Box coordinate listings:
╔══

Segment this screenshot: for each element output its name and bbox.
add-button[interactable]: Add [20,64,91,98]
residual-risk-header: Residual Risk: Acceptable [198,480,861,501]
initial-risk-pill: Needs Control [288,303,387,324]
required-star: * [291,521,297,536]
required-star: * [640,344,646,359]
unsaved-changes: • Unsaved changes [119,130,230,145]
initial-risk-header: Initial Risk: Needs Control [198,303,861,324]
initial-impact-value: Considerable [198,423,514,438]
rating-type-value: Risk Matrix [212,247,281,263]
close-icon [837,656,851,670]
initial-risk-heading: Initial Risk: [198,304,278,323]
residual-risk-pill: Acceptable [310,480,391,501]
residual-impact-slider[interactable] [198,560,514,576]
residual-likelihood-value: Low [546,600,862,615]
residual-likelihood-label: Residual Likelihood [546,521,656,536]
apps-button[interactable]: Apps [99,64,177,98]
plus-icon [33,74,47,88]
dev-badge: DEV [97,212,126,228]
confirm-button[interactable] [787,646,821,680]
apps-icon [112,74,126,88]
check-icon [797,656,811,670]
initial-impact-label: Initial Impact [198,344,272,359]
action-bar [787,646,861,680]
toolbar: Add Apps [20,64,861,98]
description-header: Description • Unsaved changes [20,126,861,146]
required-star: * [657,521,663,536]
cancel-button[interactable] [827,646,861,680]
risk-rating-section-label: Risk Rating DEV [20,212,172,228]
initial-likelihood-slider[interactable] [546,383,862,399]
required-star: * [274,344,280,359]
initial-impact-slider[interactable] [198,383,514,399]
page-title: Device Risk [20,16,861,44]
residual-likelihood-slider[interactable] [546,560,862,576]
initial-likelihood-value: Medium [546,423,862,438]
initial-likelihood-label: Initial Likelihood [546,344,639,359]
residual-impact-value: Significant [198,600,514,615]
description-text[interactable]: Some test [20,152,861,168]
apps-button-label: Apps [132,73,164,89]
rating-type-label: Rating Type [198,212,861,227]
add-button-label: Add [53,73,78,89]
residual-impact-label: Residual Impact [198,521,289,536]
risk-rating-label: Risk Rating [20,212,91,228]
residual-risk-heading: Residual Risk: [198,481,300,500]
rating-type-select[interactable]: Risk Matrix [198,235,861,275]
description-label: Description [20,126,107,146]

╚══

PROBLEM TO SOLVE —
Output the lines of the box coordinate listings above as a Markdown table with the columns Num and Content, numbering each non-blank line and leaving out blank lines.

WRITTEN ANSWER —
| Num | Content |
|---|---|
| 1 | Segment this screenshot: for each element output its name and bbox. |
| 2 | add-button[interactable]: Add [20,64,91,98] |
| 3 | residual-risk-header: Residual Risk: Acceptable [198,480,861,501] |
| 4 | initial-risk-pill: Needs Control [288,303,387,324] |
| 5 | required-star: * [291,521,297,536] |
| 6 | required-star: * [640,344,646,359] |
| 7 | unsaved-changes: • Unsaved changes [119,130,230,145] |
| 8 | initial-risk-header: Initial Risk: Needs Control [198,303,861,324] |
| 9 | initial-impact-value: Considerable [198,423,514,438] |
| 10 | rating-type-value: Risk Matrix [212,247,281,263] |
| 11 | close-icon [837,656,851,670] |
| 12 | initial-risk-heading: Initial Risk: [198,304,278,323] |
| 13 | residual-risk-pill: Acceptable [310,480,391,501] |
| 14 | residual-impact-slider[interactable] [198,560,514,576] |
| 15 | residual-likelihood-value: Low [546,600,862,615] |
| 16 | residual-likelihood-label: Residual Likelihood [546,521,656,536] |
| 17 | apps-button[interactable]: Apps [99,64,177,98] |
| 18 | plus-icon [33,74,47,88] |
| 19 | dev-badge: DEV [97,212,126,228] |
| 20 | confirm-button[interactable] [787,646,821,680] |
| 21 | apps-icon [112,74,126,88] |
| 22 | check-icon [797,656,811,670] |
| 23 | initial-impact-label: Initial Impact [198,344,272,359] |
| 24 | action-bar [787,646,861,680] |
| 25 | toolbar: Add Apps [20,64,861,98] |
| 26 | description-header: Description • Unsaved changes [20,126,861,146] |
| 27 | required-star: * [657,521,663,536] |
| 28 | cancel-button[interactable] [827,646,861,680] |
| 29 | risk-rating-section-label: Risk Rating DEV [20,212,172,228] |
| 30 | initial-likelihood-slider[interactable] [546,383,862,399] |
| 31 | required-star: * [274,344,280,359] |
| 32 | initial-impact-slider[interactable] [198,383,514,399] |
| 33 | page-title: Device Risk [20,16,861,44] |
| 34 | residual-likelihood-slider[interactable] [546,560,862,576] |
| 35 | initial-likelihood-value: Medium [546,423,862,438] |
| 36 | initial-likelihood-label: Initial Likelihood [546,344,639,359] |
| 37 | residual-impact-value: Significant [198,600,514,615] |
| 38 | description-text[interactable]: Some test [20,152,861,168] |
| 39 | apps-button-label: Apps [132,73,164,89] |
| 40 | rating-type-label: Rating Type [198,212,861,227] |
| 41 | add-button-label: Add [53,73,78,89] |
| 42 | residual-impact-label: Residual Impact [198,521,289,536] |
| 43 | risk-rating-label: Risk Rating [20,212,91,228] |
| 44 | residual-risk-heading: Residual Risk: [198,481,300,500] |
| 45 | rating-type-select[interactable]: Risk Matrix [198,235,861,275] |
| 46 | description-label: Description [20,126,107,146] |